» **Extracted entries**:
----------
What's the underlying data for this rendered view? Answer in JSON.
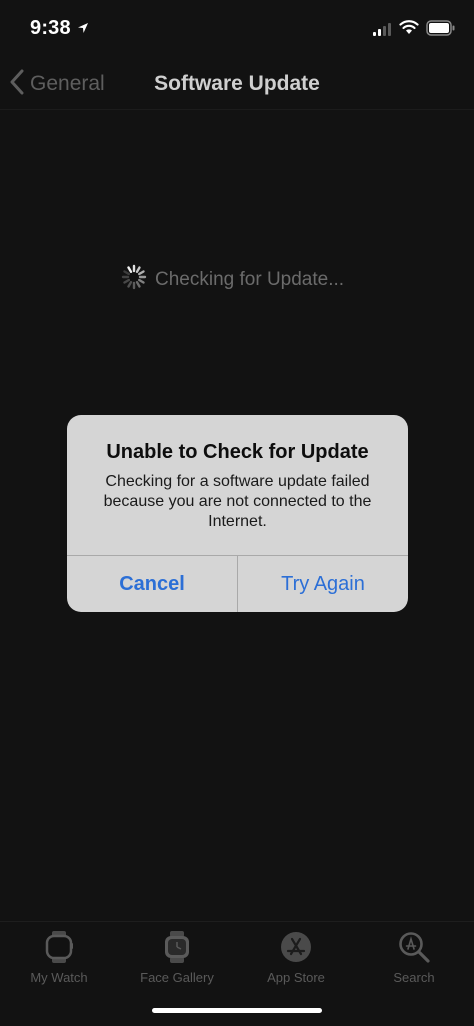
{
  "status_bar": {
    "time": "9:38",
    "icons": [
      "location-arrow-icon",
      "signal-icon",
      "wifi-icon",
      "battery-icon"
    ]
  },
  "nav": {
    "back_label": "General",
    "title": "Software Update"
  },
  "content": {
    "checking_text": "Checking for Update..."
  },
  "alert": {
    "title": "Unable to Check for Update",
    "message_lines": [
      "Checking for a software update failed",
      "because you are not connected to the",
      "Internet."
    ],
    "cancel_label": "Cancel",
    "retry_label": "Try Again",
    "button_color": "#2c6fd6"
  },
  "tab_bar": {
    "items": [
      {
        "label": "My Watch",
        "icon": "watch-icon"
      },
      {
        "label": "Face Gallery",
        "icon": "face-gallery-icon"
      },
      {
        "label": "App Store",
        "icon": "app-store-icon"
      },
      {
        "label": "Search",
        "icon": "search-icon"
      }
    ]
  }
}
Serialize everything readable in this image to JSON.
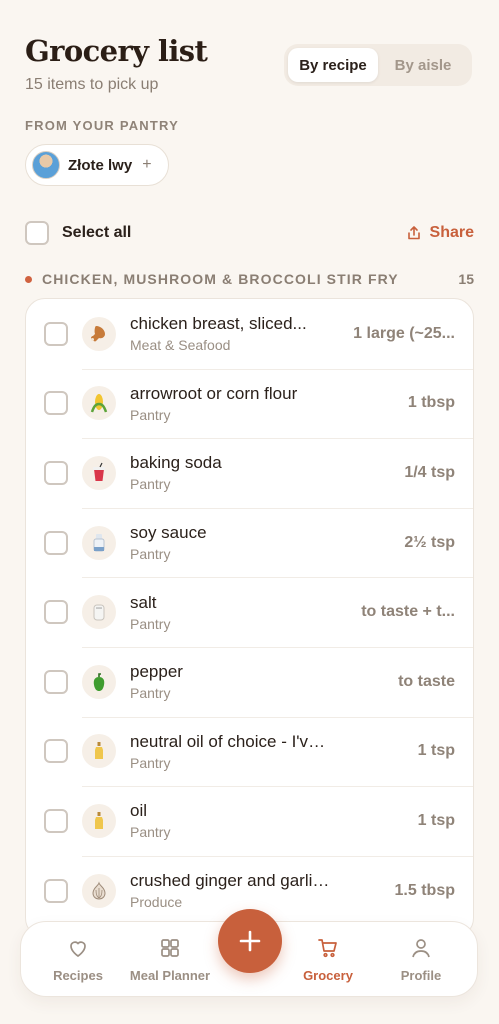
{
  "header": {
    "title": "Grocery list",
    "subtitle": "15 items to pick up"
  },
  "view_toggle": {
    "options": [
      "By recipe",
      "By aisle"
    ],
    "selected": "By recipe"
  },
  "pantry": {
    "label": "FROM YOUR PANTRY",
    "chip_label": "Złote lwy",
    "chip_action": "+"
  },
  "select_all": {
    "label": "Select all",
    "share_label": "Share"
  },
  "section": {
    "title": "CHICKEN, MUSHROOM & BROCCOLI STIR FRY",
    "count": "15"
  },
  "items": [
    {
      "name": "chicken breast, sliced...",
      "category": "Meat & Seafood",
      "qty": "1 large (~25...",
      "icon": "drumstick-icon"
    },
    {
      "name": "arrowroot or corn flour",
      "category": "Pantry",
      "qty": "1 tbsp",
      "icon": "corn-icon"
    },
    {
      "name": "baking soda",
      "category": "Pantry",
      "qty": "1/4 tsp",
      "icon": "cup-icon"
    },
    {
      "name": "soy sauce",
      "category": "Pantry",
      "qty": "2½ tsp",
      "icon": "bottle-icon"
    },
    {
      "name": "salt",
      "category": "Pantry",
      "qty": "to taste + t...",
      "icon": "salt-shaker-icon"
    },
    {
      "name": "pepper",
      "category": "Pantry",
      "qty": "to taste",
      "icon": "bell-pepper-icon"
    },
    {
      "name": "neutral oil of choice - I've used...",
      "category": "Pantry",
      "qty": "1 tsp",
      "icon": "oil-bottle-icon"
    },
    {
      "name": "oil",
      "category": "Pantry",
      "qty": "1 tsp",
      "icon": "oil-bottle-icon"
    },
    {
      "name": "crushed ginger and garlic (...",
      "category": "Produce",
      "qty": "1.5 tbsp",
      "icon": "garlic-icon"
    }
  ],
  "nav": {
    "items": [
      {
        "label": "Recipes",
        "icon": "heart-icon"
      },
      {
        "label": "Meal Planner",
        "icon": "grid-icon"
      },
      {
        "label": "Grocery",
        "icon": "cart-icon",
        "active": true
      },
      {
        "label": "Profile",
        "icon": "person-icon"
      }
    ],
    "fab_icon": "plus-icon"
  },
  "colors": {
    "accent": "#c8603c",
    "background": "#faf6f1"
  }
}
----------
» **To be done**: Scan the entries above for the word "items" and collect each line holding it.

» **Reply**:
    "items": [
    "subtitle": "15 items to pick up"
  "items": [
    "items": [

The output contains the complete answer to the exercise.